- YOUR INSTRUCTIONS: Everything in the data should be repeated exactly, save for the images.

- RECORDS TO USE:
* Begin *
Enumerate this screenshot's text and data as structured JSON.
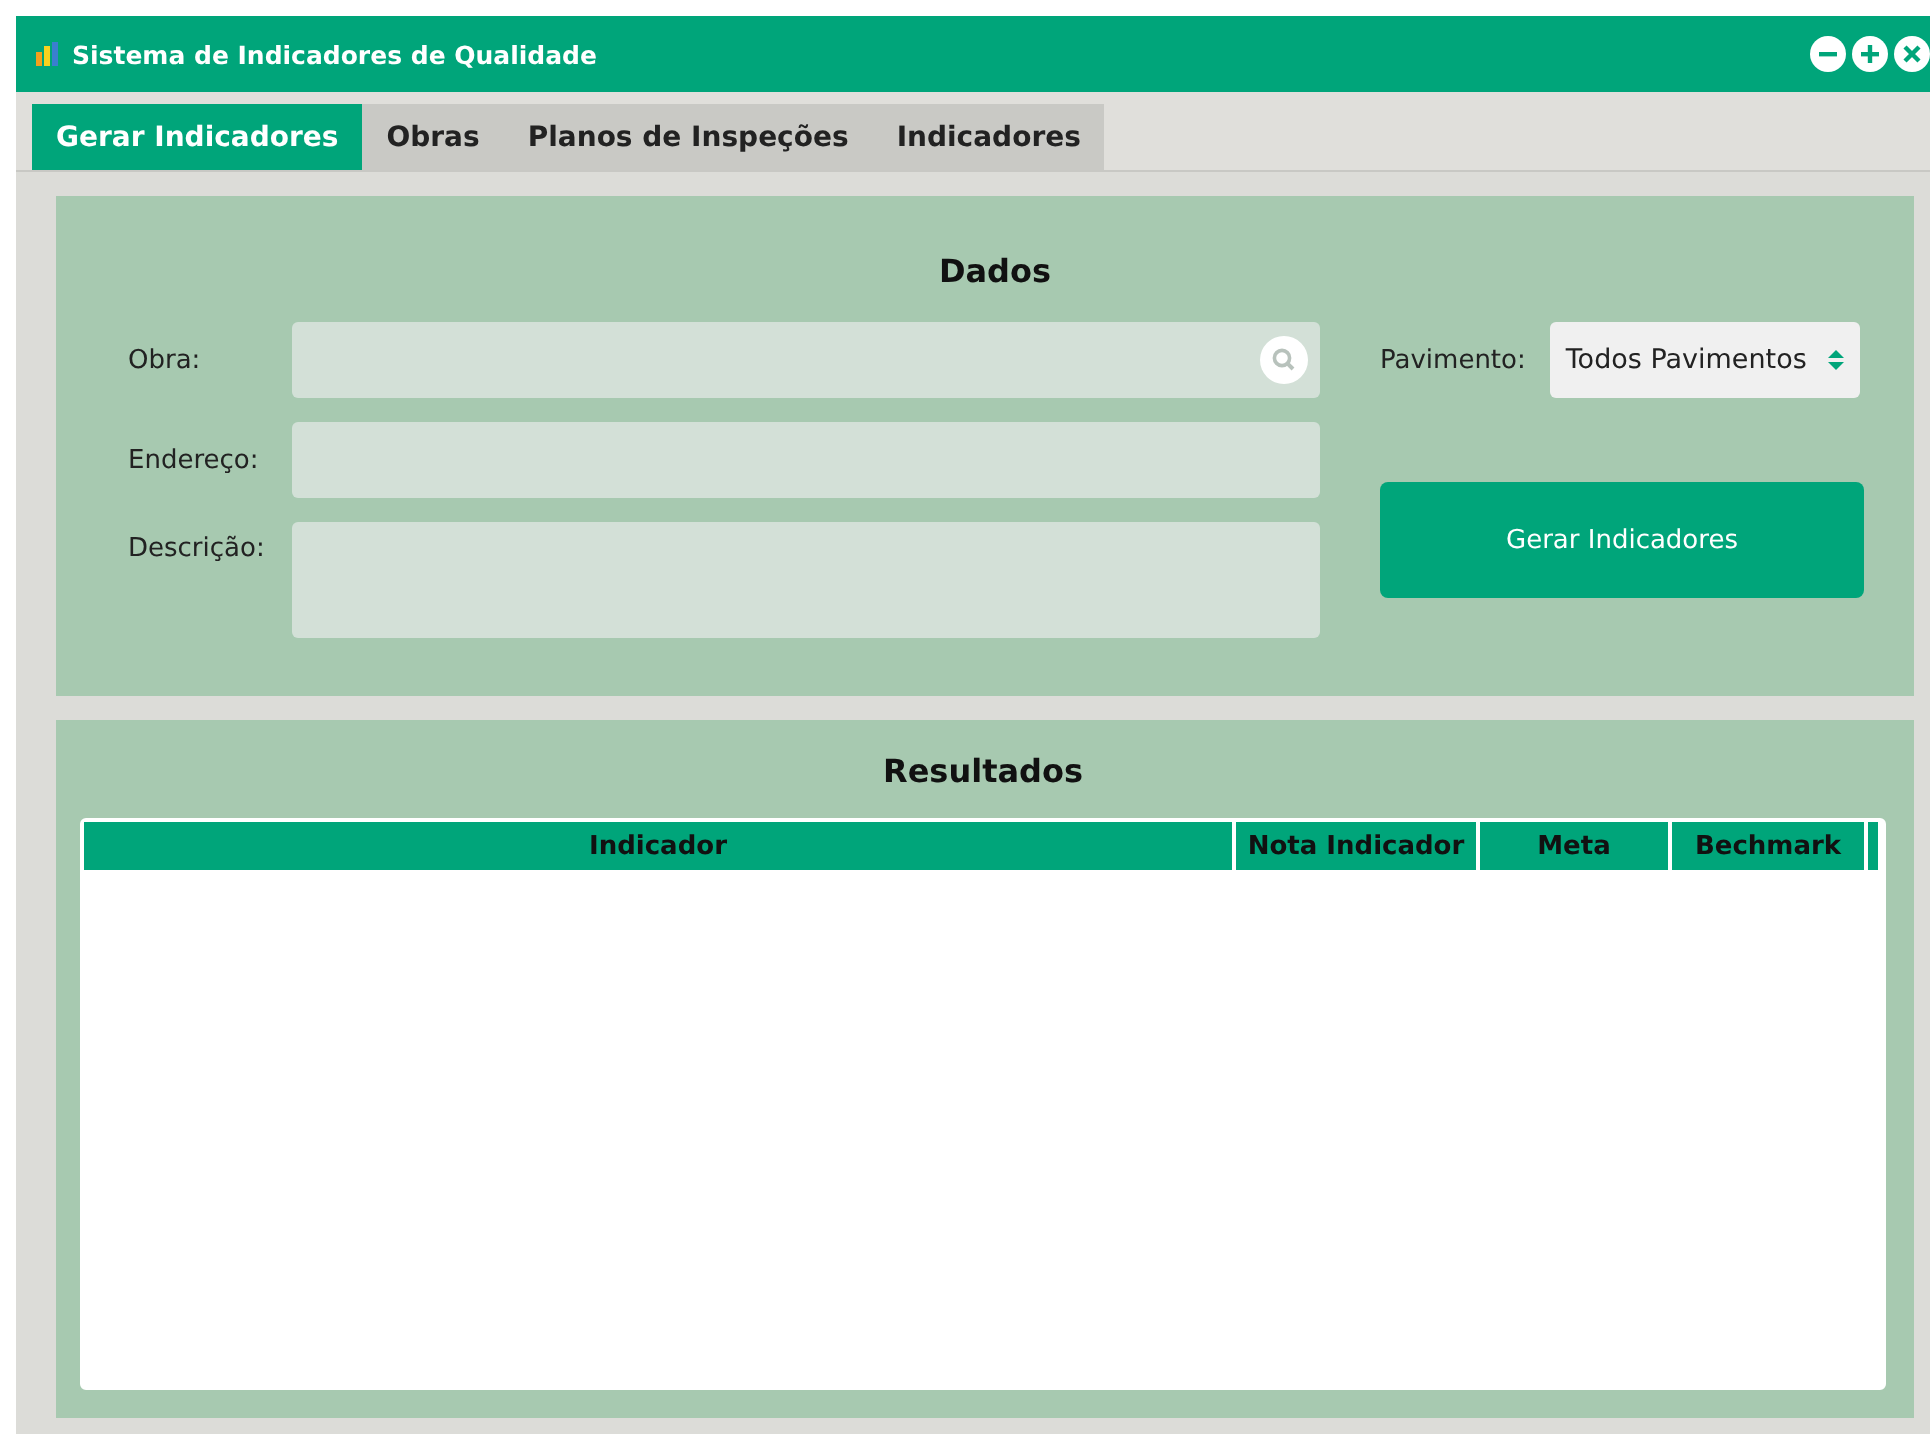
{
  "window": {
    "title": "Sistema de Indicadores de Qualidade"
  },
  "tabs": [
    {
      "label": "Gerar Indicadores",
      "selected": true
    },
    {
      "label": "Obras",
      "selected": false
    },
    {
      "label": "Planos de Inspeções",
      "selected": false
    },
    {
      "label": "Indicadores",
      "selected": false
    }
  ],
  "dados": {
    "title": "Dados",
    "fields": [
      {
        "label": "Obra:",
        "kind": "search"
      },
      {
        "label": "Endereço:",
        "kind": "text"
      },
      {
        "label": "Descrição:",
        "kind": "area"
      }
    ],
    "pavimento": {
      "label": "Pavimento:",
      "value": "Todos Pavimentos"
    },
    "button": "Gerar Indicadores"
  },
  "resultados": {
    "title": "Resultados",
    "columns": [
      "Indicador",
      "Nota Indicador",
      "Meta",
      "Bechmark"
    ]
  }
}
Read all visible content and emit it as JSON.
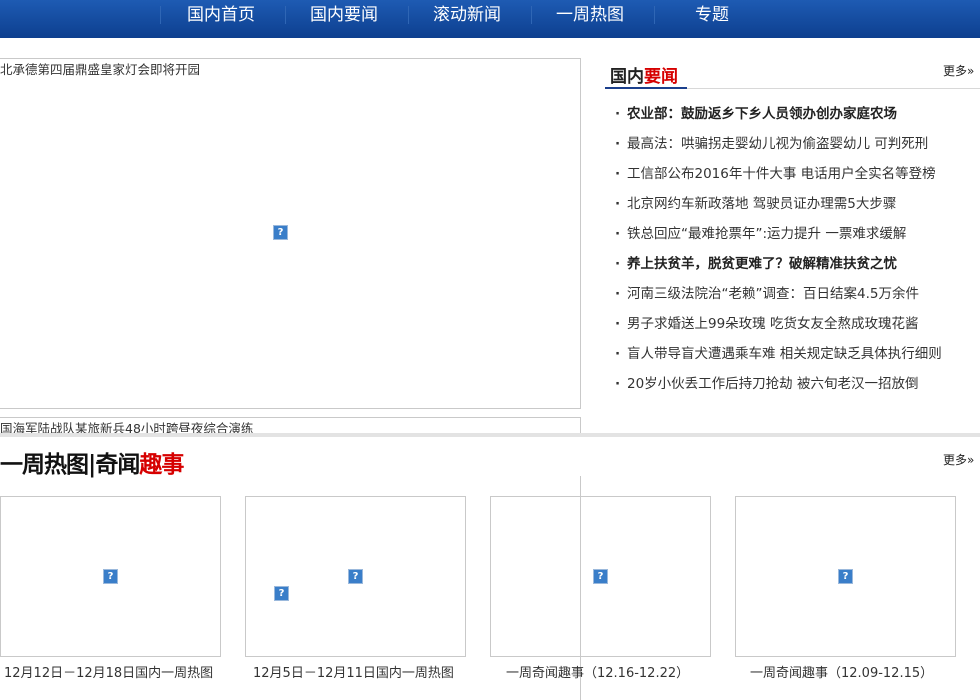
{
  "nav": {
    "items": [
      "国内首页",
      "国内要闻",
      "滚动新闻",
      "一周热图",
      "专题"
    ]
  },
  "feature": {
    "caption": "北承德第四届鼎盛皇家灯会即将开园",
    "second_caption": "国海军陆战队某旅新兵48小时跨昼夜综合演练",
    "image_icon": "broken-image-icon"
  },
  "news_panel": {
    "title_black": "国内",
    "title_red": "要闻",
    "more": "更多»",
    "items": [
      {
        "text": "农业部：鼓励返乡下乡人员领办创办家庭农场",
        "bold": true
      },
      {
        "text": "最高法：哄骗拐走婴幼儿视为偷盗婴幼儿 可判死刑",
        "bold": false
      },
      {
        "text": "工信部公布2016年十件大事 电话用户全实名等登榜",
        "bold": false
      },
      {
        "text": "北京网约车新政落地 驾驶员证办理需5大步骤",
        "bold": false
      },
      {
        "text": "铁总回应“最难抢票年”:运力提升 一票难求缓解",
        "bold": false
      },
      {
        "text": "养上扶贫羊，脱贫更难了？破解精准扶贫之忧",
        "bold": true
      },
      {
        "text": "河南三级法院治“老赖”调查：百日结案4.5万余件",
        "bold": false
      },
      {
        "text": "男子求婚送上99朵玫瑰 吃货女友全熬成玫瑰花酱",
        "bold": false
      },
      {
        "text": "盲人带导盲犬遭遇乘车难 相关规定缺乏具体执行细则",
        "bold": false
      },
      {
        "text": "20岁小伙丢工作后持刀抢劫 被六旬老汉一招放倒",
        "bold": false
      }
    ]
  },
  "week_section": {
    "title_black": "一周热图|奇闻",
    "title_red": "趣事",
    "more": "更多»",
    "thumbs": [
      {
        "caption": "12月12日－12月18日国内一周热图"
      },
      {
        "caption": "12月5日－12月11日国内一周热图"
      },
      {
        "caption": "一周奇闻趣事（12.16-12.22）"
      },
      {
        "caption": "一周奇闻趣事（12.09-12.15）"
      }
    ]
  },
  "colors": {
    "nav_bg": "#1e5bb3",
    "accent_red": "#d60000",
    "panel_underline": "#1b3f8c"
  }
}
* End *
- PROBLEM SOLUTION:
Enumerate this screenshot's text and data as structured JSON.
{
  "window": {
    "title": "Sistema de Indicadores de Qualidade"
  },
  "tabs": [
    {
      "label": "Gerar Indicadores",
      "selected": true
    },
    {
      "label": "Obras",
      "selected": false
    },
    {
      "label": "Planos de Inspeções",
      "selected": false
    },
    {
      "label": "Indicadores",
      "selected": false
    }
  ],
  "dados": {
    "title": "Dados",
    "fields": [
      {
        "label": "Obra:",
        "kind": "search"
      },
      {
        "label": "Endereço:",
        "kind": "text"
      },
      {
        "label": "Descrição:",
        "kind": "area"
      }
    ],
    "pavimento": {
      "label": "Pavimento:",
      "value": "Todos Pavimentos"
    },
    "button": "Gerar Indicadores"
  },
  "resultados": {
    "title": "Resultados",
    "columns": [
      "Indicador",
      "Nota Indicador",
      "Meta",
      "Bechmark"
    ]
  }
}
Read all visible content and emit it as JSON.
{
  "nav": {
    "items": [
      "国内首页",
      "国内要闻",
      "滚动新闻",
      "一周热图",
      "专题"
    ]
  },
  "feature": {
    "caption": "北承德第四届鼎盛皇家灯会即将开园",
    "second_caption": "国海军陆战队某旅新兵48小时跨昼夜综合演练",
    "image_icon": "broken-image-icon"
  },
  "news_panel": {
    "title_black": "国内",
    "title_red": "要闻",
    "more": "更多»",
    "items": [
      {
        "text": "农业部：鼓励返乡下乡人员领办创办家庭农场",
        "bold": true
      },
      {
        "text": "最高法：哄骗拐走婴幼儿视为偷盗婴幼儿 可判死刑",
        "bold": false
      },
      {
        "text": "工信部公布2016年十件大事 电话用户全实名等登榜",
        "bold": false
      },
      {
        "text": "北京网约车新政落地 驾驶员证办理需5大步骤",
        "bold": false
      },
      {
        "text": "铁总回应“最难抢票年”:运力提升 一票难求缓解",
        "bold": false
      },
      {
        "text": "养上扶贫羊，脱贫更难了？破解精准扶贫之忧",
        "bold": true
      },
      {
        "text": "河南三级法院治“老赖”调查：百日结案4.5万余件",
        "bold": false
      },
      {
        "text": "男子求婚送上99朵玫瑰 吃货女友全熬成玫瑰花酱",
        "bold": false
      },
      {
        "text": "盲人带导盲犬遭遇乘车难 相关规定缺乏具体执行细则",
        "bold": false
      },
      {
        "text": "20岁小伙丢工作后持刀抢劫 被六旬老汉一招放倒",
        "bold": false
      }
    ]
  },
  "week_section": {
    "title_black": "一周热图|奇闻",
    "title_red": "趣事",
    "more": "更多»",
    "thumbs": [
      {
        "caption": "12月12日－12月18日国内一周热图"
      },
      {
        "caption": "12月5日－12月11日国内一周热图"
      },
      {
        "caption": "一周奇闻趣事（12.16-12.22）"
      },
      {
        "caption": "一周奇闻趣事（12.09-12.15）"
      }
    ]
  },
  "colors": {
    "nav_bg": "#1e5bb3",
    "accent_red": "#d60000",
    "panel_underline": "#1b3f8c"
  }
}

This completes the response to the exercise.